→ **Material provided**
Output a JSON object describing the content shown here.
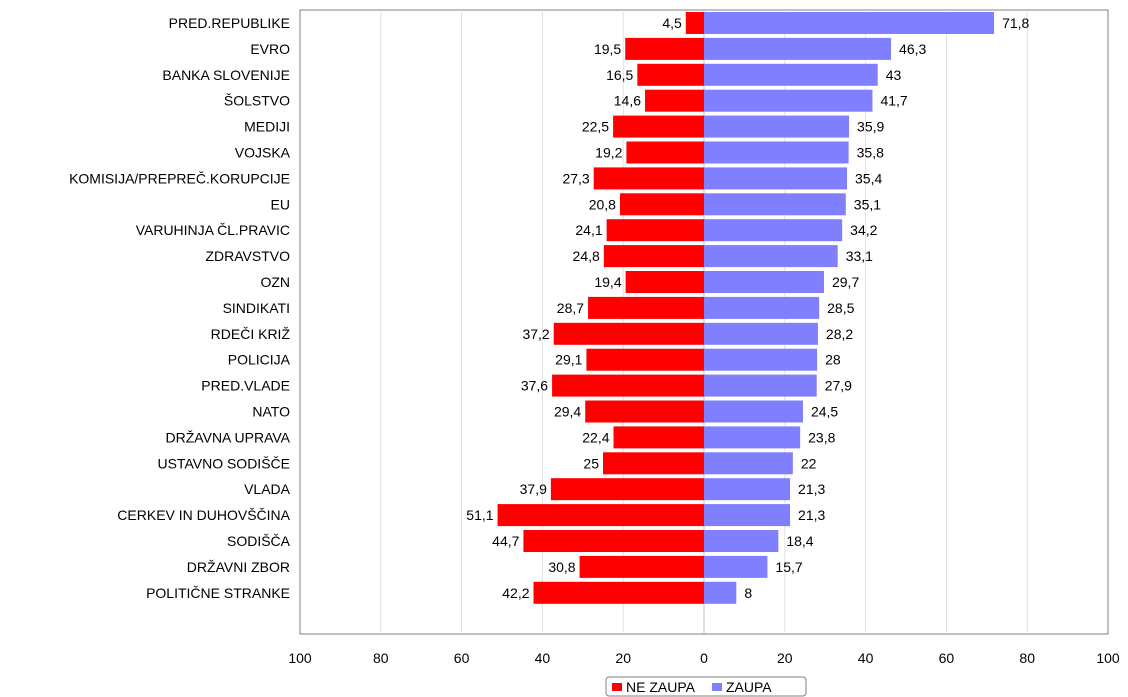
{
  "chart_data": {
    "type": "bar",
    "orientation": "horizontal-diverging",
    "categories": [
      "PRED.REPUBLIKE",
      "EVRO",
      "BANKA SLOVENIJE",
      "ŠOLSTVO",
      "MEDIJI",
      "VOJSKA",
      "KOMISIJA/PREPREČ.KORUPCIJE",
      "EU",
      "VARUHINJA ČL.PRAVIC",
      "ZDRAVSTVO",
      "OZN",
      "SINDIKATI",
      "RDEČI KRIŽ",
      "POLICIJA",
      "PRED.VLADE",
      "NATO",
      "DRŽAVNA UPRAVA",
      "USTAVNO SODIŠČE",
      "VLADA",
      "CERKEV IN DUHOVŠČINA",
      "SODIŠČA",
      "DRŽAVNI ZBOR",
      "POLITIČNE STRANKE"
    ],
    "series": [
      {
        "name": "NE ZAUPA",
        "color": "#ff0000",
        "direction": "left",
        "values": [
          4.5,
          19.5,
          16.5,
          14.6,
          22.5,
          19.2,
          27.3,
          20.8,
          24.1,
          24.8,
          19.4,
          28.7,
          37.2,
          29.1,
          37.6,
          29.4,
          22.4,
          25,
          37.9,
          51.1,
          44.7,
          30.8,
          42.2
        ],
        "value_labels": [
          "4,5",
          "19,5",
          "16,5",
          "14,6",
          "22,5",
          "19,2",
          "27,3",
          "20,8",
          "24,1",
          "24,8",
          "19,4",
          "28,7",
          "37,2",
          "29,1",
          "37,6",
          "29,4",
          "22,4",
          "25",
          "37,9",
          "51,1",
          "44,7",
          "30,8",
          "42,2"
        ]
      },
      {
        "name": "ZAUPA",
        "color": "#8080ff",
        "direction": "right",
        "values": [
          71.8,
          46.3,
          43,
          41.7,
          35.9,
          35.8,
          35.4,
          35.1,
          34.2,
          33.1,
          29.7,
          28.5,
          28.2,
          28,
          27.9,
          24.5,
          23.8,
          22,
          21.3,
          21.3,
          18.4,
          15.7,
          8
        ],
        "value_labels": [
          "71,8",
          "46,3",
          "43",
          "41,7",
          "35,9",
          "35,8",
          "35,4",
          "35,1",
          "34,2",
          "33,1",
          "29,7",
          "28,5",
          "28,2",
          "28",
          "27,9",
          "24,5",
          "23,8",
          "22",
          "21,3",
          "21,3",
          "18,4",
          "15,7",
          "8"
        ]
      }
    ],
    "xlim": [
      -100,
      100
    ],
    "x_ticks": [
      -100,
      -80,
      -60,
      -40,
      -20,
      0,
      20,
      40,
      60,
      80,
      100
    ],
    "x_tick_labels": [
      "100",
      "80",
      "60",
      "40",
      "20",
      "0",
      "20",
      "40",
      "60",
      "80",
      "100"
    ],
    "grid": true,
    "legend": {
      "position": "bottom-center",
      "entries": [
        "NE ZAUPA",
        "ZAUPA"
      ]
    }
  }
}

→ **Exercise prompt**
Print out the whole of the material word for word, without pictures.

→ **Full output**
Output a JSON object describing the content shown here.
{
  "chart_data": {
    "type": "bar",
    "orientation": "horizontal-diverging",
    "categories": [
      "PRED.REPUBLIKE",
      "EVRO",
      "BANKA SLOVENIJE",
      "ŠOLSTVO",
      "MEDIJI",
      "VOJSKA",
      "KOMISIJA/PREPREČ.KORUPCIJE",
      "EU",
      "VARUHINJA ČL.PRAVIC",
      "ZDRAVSTVO",
      "OZN",
      "SINDIKATI",
      "RDEČI KRIŽ",
      "POLICIJA",
      "PRED.VLADE",
      "NATO",
      "DRŽAVNA UPRAVA",
      "USTAVNO SODIŠČE",
      "VLADA",
      "CERKEV IN DUHOVŠČINA",
      "SODIŠČA",
      "DRŽAVNI ZBOR",
      "POLITIČNE STRANKE"
    ],
    "series": [
      {
        "name": "NE ZAUPA",
        "color": "#ff0000",
        "direction": "left",
        "values": [
          4.5,
          19.5,
          16.5,
          14.6,
          22.5,
          19.2,
          27.3,
          20.8,
          24.1,
          24.8,
          19.4,
          28.7,
          37.2,
          29.1,
          37.6,
          29.4,
          22.4,
          25,
          37.9,
          51.1,
          44.7,
          30.8,
          42.2
        ],
        "value_labels": [
          "4,5",
          "19,5",
          "16,5",
          "14,6",
          "22,5",
          "19,2",
          "27,3",
          "20,8",
          "24,1",
          "24,8",
          "19,4",
          "28,7",
          "37,2",
          "29,1",
          "37,6",
          "29,4",
          "22,4",
          "25",
          "37,9",
          "51,1",
          "44,7",
          "30,8",
          "42,2"
        ]
      },
      {
        "name": "ZAUPA",
        "color": "#8080ff",
        "direction": "right",
        "values": [
          71.8,
          46.3,
          43,
          41.7,
          35.9,
          35.8,
          35.4,
          35.1,
          34.2,
          33.1,
          29.7,
          28.5,
          28.2,
          28,
          27.9,
          24.5,
          23.8,
          22,
          21.3,
          21.3,
          18.4,
          15.7,
          8
        ],
        "value_labels": [
          "71,8",
          "46,3",
          "43",
          "41,7",
          "35,9",
          "35,8",
          "35,4",
          "35,1",
          "34,2",
          "33,1",
          "29,7",
          "28,5",
          "28,2",
          "28",
          "27,9",
          "24,5",
          "23,8",
          "22",
          "21,3",
          "21,3",
          "18,4",
          "15,7",
          "8"
        ]
      }
    ],
    "xlim": [
      -100,
      100
    ],
    "x_ticks": [
      -100,
      -80,
      -60,
      -40,
      -20,
      0,
      20,
      40,
      60,
      80,
      100
    ],
    "x_tick_labels": [
      "100",
      "80",
      "60",
      "40",
      "20",
      "0",
      "20",
      "40",
      "60",
      "80",
      "100"
    ],
    "grid": true,
    "legend": {
      "position": "bottom-center",
      "entries": [
        "NE ZAUPA",
        "ZAUPA"
      ]
    }
  }
}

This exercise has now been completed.